_Exercise details:_
Write out all the data again, exactly as it stands.

_Dataset:_
# # #

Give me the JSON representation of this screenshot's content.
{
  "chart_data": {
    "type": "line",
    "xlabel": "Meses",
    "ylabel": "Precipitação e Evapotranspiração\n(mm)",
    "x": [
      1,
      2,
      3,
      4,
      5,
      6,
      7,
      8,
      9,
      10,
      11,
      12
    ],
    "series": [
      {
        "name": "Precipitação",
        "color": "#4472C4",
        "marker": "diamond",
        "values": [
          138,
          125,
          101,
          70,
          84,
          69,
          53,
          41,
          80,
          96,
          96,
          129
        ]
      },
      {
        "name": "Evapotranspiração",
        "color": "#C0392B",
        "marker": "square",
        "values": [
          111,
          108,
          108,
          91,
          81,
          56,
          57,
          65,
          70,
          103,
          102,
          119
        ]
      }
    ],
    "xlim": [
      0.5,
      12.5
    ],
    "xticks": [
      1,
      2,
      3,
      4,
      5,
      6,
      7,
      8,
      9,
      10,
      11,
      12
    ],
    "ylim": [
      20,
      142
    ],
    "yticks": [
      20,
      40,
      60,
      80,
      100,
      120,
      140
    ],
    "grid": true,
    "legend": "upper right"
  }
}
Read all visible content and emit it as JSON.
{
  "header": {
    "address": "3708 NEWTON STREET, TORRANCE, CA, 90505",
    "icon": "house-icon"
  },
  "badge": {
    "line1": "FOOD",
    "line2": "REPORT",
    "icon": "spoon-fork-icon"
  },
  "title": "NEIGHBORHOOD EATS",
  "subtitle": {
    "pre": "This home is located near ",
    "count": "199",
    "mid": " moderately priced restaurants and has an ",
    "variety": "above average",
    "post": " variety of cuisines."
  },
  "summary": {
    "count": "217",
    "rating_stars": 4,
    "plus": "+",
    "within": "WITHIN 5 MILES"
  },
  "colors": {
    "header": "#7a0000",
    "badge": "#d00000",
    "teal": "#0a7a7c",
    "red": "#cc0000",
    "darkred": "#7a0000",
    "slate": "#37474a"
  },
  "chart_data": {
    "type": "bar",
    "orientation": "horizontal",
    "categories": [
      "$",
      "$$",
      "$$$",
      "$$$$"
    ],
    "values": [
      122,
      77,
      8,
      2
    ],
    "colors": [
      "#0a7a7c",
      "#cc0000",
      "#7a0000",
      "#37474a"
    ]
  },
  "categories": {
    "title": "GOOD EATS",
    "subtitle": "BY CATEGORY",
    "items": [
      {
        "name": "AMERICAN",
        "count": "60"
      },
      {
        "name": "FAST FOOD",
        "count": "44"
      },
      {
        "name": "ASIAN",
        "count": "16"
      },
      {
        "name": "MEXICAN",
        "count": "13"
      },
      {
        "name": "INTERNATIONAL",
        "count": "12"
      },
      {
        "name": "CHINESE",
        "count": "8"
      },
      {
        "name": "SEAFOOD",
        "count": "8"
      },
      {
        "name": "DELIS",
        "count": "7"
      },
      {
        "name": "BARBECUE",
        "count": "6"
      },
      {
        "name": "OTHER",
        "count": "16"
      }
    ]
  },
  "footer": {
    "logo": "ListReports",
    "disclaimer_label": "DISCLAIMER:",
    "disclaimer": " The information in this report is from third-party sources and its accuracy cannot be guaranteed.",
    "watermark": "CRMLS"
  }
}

# # #

_Output for this task:_
Give me the JSON representation of this screenshot's content.
{
  "chart_data": {
    "type": "line",
    "xlabel": "Meses",
    "ylabel": "Precipitação e Evapotranspiração\n(mm)",
    "x": [
      1,
      2,
      3,
      4,
      5,
      6,
      7,
      8,
      9,
      10,
      11,
      12
    ],
    "series": [
      {
        "name": "Precipitação",
        "color": "#4472C4",
        "marker": "diamond",
        "values": [
          138,
          125,
          101,
          70,
          84,
          69,
          53,
          41,
          80,
          96,
          96,
          129
        ]
      },
      {
        "name": "Evapotranspiração",
        "color": "#C0392B",
        "marker": "square",
        "values": [
          111,
          108,
          108,
          91,
          81,
          56,
          57,
          65,
          70,
          103,
          102,
          119
        ]
      }
    ],
    "xlim": [
      0.5,
      12.5
    ],
    "xticks": [
      1,
      2,
      3,
      4,
      5,
      6,
      7,
      8,
      9,
      10,
      11,
      12
    ],
    "ylim": [
      20,
      142
    ],
    "yticks": [
      20,
      40,
      60,
      80,
      100,
      120,
      140
    ],
    "grid": true,
    "legend": "upper right"
  }
}
Read all visible content and emit it as JSON.
{
  "header": {
    "address": "3708 NEWTON STREET, TORRANCE, CA, 90505",
    "icon": "house-icon"
  },
  "badge": {
    "line1": "FOOD",
    "line2": "REPORT",
    "icon": "spoon-fork-icon"
  },
  "title": "NEIGHBORHOOD EATS",
  "subtitle": {
    "pre": "This home is located near ",
    "count": "199",
    "mid": " moderately priced restaurants and has an ",
    "variety": "above average",
    "post": " variety of cuisines."
  },
  "summary": {
    "count": "217",
    "rating_stars": 4,
    "plus": "+",
    "within": "WITHIN 5 MILES"
  },
  "colors": {
    "header": "#7a0000",
    "badge": "#d00000",
    "teal": "#0a7a7c",
    "red": "#cc0000",
    "darkred": "#7a0000",
    "slate": "#37474a"
  },
  "chart_data": {
    "type": "bar",
    "orientation": "horizontal",
    "categories": [
      "$",
      "$$",
      "$$$",
      "$$$$"
    ],
    "values": [
      122,
      77,
      8,
      2
    ],
    "colors": [
      "#0a7a7c",
      "#cc0000",
      "#7a0000",
      "#37474a"
    ]
  },
  "categories": {
    "title": "GOOD EATS",
    "subtitle": "BY CATEGORY",
    "items": [
      {
        "name": "AMERICAN",
        "count": "60"
      },
      {
        "name": "FAST FOOD",
        "count": "44"
      },
      {
        "name": "ASIAN",
        "count": "16"
      },
      {
        "name": "MEXICAN",
        "count": "13"
      },
      {
        "name": "INTERNATIONAL",
        "count": "12"
      },
      {
        "name": "CHINESE",
        "count": "8"
      },
      {
        "name": "SEAFOOD",
        "count": "8"
      },
      {
        "name": "DELIS",
        "count": "7"
      },
      {
        "name": "BARBECUE",
        "count": "6"
      },
      {
        "name": "OTHER",
        "count": "16"
      }
    ]
  },
  "footer": {
    "logo": "ListReports",
    "disclaimer_label": "DISCLAIMER:",
    "disclaimer": " The information in this report is from third-party sources and its accuracy cannot be guaranteed.",
    "watermark": "CRMLS"
  }
}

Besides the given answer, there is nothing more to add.